▶ [LIST OF TASKS]:
- 1) According to the comment thread, what graphics card did the previous-generation Fuloong desktop use?
- 2) In the comment thread, why is the writer unwilling to replace the Yeeloong's brains with an ARM SBC? Answer in one to three sentences.
- 3) Continue the comment thread on small USB hubs from its last sentence.

*** Opening PASSAGE ***


          About the only thing that disappointed me with it was the video hardware: the previous generation Fuloong desktop packed an ATI Radeon 7000M PCI graphics card, which worked well. (Even had OpenGL working in Quake II for about 30 seconds until X crashed. It was playable with software 3D too.) The Yeeloong with its SiliconMotion LynxEM 712 was a big step backward.

          Replacing the brains with an ARM SBC has crossed my mind, but I can’t bring myself to do that to a machine that can still run contemporary versions of Gentoo Linux or OpenBSD and be semi-useful doing so.

      1. Google “octopus usb hub” or “man usb hub” “otg hub” or “micro usb hub” or “rotating usb hub” really any usb hub that is physically tiny. There is a few for under 1.93 on Ebay right now, shipped from china/HK slow boat.

        1. Those cheap hubs are really bad, I also ordered a few of them just for purposes like this. They are USB1.1 only, at best and sometimes fail to start up. If anyone can point me to a source where decent 2.0 hubs with small PCBs can be bought – for taking apart – I would be glad to order a couple.

*** Closing PASSAGE ***
*** Opening SUPPLIED MATERIAL ***

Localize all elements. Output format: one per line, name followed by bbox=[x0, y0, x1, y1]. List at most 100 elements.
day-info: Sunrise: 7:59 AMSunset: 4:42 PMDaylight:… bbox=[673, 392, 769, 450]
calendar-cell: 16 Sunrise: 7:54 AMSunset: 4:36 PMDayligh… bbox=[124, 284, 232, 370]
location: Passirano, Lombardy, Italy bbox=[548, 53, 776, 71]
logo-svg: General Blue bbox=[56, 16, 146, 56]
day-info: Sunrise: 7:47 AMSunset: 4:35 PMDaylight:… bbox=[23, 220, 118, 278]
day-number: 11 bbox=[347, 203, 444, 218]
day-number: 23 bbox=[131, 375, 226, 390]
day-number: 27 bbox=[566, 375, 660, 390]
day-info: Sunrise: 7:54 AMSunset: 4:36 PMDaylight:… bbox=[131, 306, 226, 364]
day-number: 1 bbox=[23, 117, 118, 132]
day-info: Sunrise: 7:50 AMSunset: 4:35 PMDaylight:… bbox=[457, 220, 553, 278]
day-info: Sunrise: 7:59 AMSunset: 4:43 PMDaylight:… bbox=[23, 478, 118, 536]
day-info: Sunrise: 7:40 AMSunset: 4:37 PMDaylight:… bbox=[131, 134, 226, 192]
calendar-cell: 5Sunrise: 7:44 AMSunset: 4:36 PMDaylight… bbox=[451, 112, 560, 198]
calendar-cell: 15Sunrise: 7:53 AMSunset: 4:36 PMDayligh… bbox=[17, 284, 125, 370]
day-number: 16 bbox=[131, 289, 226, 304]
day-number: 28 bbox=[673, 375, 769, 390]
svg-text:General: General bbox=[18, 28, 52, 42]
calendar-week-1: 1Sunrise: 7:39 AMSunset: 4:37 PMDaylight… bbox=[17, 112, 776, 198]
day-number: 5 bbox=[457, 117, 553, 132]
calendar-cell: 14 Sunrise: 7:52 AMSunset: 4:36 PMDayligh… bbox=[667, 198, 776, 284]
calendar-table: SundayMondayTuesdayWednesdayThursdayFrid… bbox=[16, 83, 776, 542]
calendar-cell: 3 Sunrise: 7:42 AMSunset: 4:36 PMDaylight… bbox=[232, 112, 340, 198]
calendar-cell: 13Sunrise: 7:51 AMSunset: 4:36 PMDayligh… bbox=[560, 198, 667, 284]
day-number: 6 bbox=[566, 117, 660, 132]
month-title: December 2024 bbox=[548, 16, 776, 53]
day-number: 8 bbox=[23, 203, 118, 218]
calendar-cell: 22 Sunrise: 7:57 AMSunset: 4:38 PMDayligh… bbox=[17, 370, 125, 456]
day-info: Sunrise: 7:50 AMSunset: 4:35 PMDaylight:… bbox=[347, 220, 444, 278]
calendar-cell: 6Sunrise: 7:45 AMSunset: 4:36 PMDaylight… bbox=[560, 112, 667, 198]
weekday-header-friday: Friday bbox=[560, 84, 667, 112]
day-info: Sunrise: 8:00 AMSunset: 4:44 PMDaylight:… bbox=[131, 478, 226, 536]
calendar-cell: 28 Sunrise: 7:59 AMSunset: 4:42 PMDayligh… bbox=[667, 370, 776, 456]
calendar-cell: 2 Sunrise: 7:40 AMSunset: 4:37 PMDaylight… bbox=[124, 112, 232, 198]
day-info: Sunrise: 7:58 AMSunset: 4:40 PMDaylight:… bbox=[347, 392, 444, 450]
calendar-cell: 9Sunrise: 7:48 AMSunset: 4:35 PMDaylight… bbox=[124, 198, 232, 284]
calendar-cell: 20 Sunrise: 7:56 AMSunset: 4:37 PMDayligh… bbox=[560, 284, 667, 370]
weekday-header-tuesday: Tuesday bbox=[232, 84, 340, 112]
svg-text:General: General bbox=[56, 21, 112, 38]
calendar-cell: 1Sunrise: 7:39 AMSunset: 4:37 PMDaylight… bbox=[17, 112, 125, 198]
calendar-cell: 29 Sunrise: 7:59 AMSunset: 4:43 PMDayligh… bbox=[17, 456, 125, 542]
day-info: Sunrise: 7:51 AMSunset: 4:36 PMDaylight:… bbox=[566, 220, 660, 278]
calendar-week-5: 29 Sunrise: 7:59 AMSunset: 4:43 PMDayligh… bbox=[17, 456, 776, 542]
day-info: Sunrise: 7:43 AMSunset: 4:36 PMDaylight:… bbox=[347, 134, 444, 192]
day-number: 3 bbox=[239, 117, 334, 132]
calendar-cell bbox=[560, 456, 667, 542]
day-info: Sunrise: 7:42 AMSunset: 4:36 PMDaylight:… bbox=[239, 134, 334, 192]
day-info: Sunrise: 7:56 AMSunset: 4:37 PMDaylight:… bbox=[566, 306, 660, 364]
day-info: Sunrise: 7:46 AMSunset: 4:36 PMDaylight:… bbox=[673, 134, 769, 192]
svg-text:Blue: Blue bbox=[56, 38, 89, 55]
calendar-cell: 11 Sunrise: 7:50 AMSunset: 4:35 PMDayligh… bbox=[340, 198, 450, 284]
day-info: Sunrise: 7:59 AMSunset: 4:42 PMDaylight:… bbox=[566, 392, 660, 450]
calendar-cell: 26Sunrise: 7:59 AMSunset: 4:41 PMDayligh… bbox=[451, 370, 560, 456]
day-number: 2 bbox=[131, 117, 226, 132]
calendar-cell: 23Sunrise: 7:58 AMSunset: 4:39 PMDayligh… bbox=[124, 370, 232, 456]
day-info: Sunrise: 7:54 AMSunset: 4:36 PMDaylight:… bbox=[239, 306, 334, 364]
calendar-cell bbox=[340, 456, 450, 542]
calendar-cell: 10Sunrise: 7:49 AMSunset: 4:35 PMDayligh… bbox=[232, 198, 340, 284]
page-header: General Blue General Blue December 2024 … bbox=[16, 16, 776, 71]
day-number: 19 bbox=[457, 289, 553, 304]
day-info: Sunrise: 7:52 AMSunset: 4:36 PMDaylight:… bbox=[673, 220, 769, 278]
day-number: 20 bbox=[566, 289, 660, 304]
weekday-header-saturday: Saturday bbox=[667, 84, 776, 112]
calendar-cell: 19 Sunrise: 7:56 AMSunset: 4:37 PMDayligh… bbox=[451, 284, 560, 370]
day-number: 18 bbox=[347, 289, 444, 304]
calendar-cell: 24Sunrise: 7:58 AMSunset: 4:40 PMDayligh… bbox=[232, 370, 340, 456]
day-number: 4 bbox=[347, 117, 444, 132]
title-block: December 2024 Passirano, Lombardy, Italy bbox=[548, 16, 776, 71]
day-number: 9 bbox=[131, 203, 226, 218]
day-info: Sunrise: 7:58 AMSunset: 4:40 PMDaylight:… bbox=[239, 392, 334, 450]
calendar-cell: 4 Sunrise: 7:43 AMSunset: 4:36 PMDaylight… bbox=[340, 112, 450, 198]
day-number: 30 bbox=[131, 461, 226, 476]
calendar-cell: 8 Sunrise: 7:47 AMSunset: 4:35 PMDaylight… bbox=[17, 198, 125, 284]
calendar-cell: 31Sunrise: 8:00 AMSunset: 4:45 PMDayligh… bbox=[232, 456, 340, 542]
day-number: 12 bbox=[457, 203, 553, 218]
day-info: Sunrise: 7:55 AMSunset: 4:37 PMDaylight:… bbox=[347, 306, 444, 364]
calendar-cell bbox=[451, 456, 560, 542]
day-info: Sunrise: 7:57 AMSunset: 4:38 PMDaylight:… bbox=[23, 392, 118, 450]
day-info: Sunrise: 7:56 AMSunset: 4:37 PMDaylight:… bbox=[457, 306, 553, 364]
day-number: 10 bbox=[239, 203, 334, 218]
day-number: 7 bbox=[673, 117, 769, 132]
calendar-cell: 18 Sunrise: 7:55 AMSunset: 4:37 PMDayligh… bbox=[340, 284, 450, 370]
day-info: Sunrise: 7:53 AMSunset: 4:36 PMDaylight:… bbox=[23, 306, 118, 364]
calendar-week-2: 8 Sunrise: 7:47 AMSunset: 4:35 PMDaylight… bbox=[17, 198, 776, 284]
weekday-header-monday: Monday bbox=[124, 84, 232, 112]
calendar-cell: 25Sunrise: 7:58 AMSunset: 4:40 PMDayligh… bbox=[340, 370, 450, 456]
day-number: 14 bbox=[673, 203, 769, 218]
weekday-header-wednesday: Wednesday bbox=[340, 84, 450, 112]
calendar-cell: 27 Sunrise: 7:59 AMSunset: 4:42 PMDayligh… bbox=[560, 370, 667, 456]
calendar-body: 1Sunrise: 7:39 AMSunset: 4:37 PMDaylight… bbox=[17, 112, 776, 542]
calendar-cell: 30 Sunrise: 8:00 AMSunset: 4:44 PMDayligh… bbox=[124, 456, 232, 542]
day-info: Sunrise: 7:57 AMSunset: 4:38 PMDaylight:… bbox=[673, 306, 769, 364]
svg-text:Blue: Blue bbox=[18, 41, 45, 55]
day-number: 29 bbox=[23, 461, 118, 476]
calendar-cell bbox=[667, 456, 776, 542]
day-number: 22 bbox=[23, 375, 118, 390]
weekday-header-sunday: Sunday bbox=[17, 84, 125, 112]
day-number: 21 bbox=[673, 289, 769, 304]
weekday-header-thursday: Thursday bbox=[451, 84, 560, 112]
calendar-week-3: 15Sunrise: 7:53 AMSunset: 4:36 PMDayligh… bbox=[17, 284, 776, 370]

*** Closing SUPPLIED MATERIAL ***

▶ [EXERCISE RESPONSES]:
- 1) An ATI Radeon 7000M PCI graphics card.

- 2) The writer is reluctant because the machine can still run contemporary versions of Gentoo Linux or OpenBSD and be semi-useful doing so.

- 3)
  3. One fun aspect of the Fe1.1s is that the Rev.B chip can be configured as a charging hub, supporting the higher-current USB charging specifications. Makes it convenient to both charge a device at half-decent rate (I’ve seen up to 1500mAh on a hub using that chip) and accessing the device at the same time.

  4. I bought a 4:1 USB hub off eBay a few months back that was as “minimal” as you can get. When I plugged a second device into it and both it and the first stopped working, I took it apart and discovered that there was NO chip inside, or anything else, for that matter — just four USB-A sockets in parallel, with a plug on a pigtail. Nothing in the write-up about it being “for charging only”. When I complained, they happily(??) refunded my money, but still, why would anybody make and market such a thing?

    1. I bought a few of those cheapie ebay ones about 3 years ago
      I sent them pictures of the circuit board and complained, they tried to tell me to plug it in again.
      Ebay is complicit in that there is no way to report fraud, I’ve kept the sockets.
      See the defcon video on youtube about the coffee pod scam where they sent the lady free Kuerig machines.

  5. Hey there!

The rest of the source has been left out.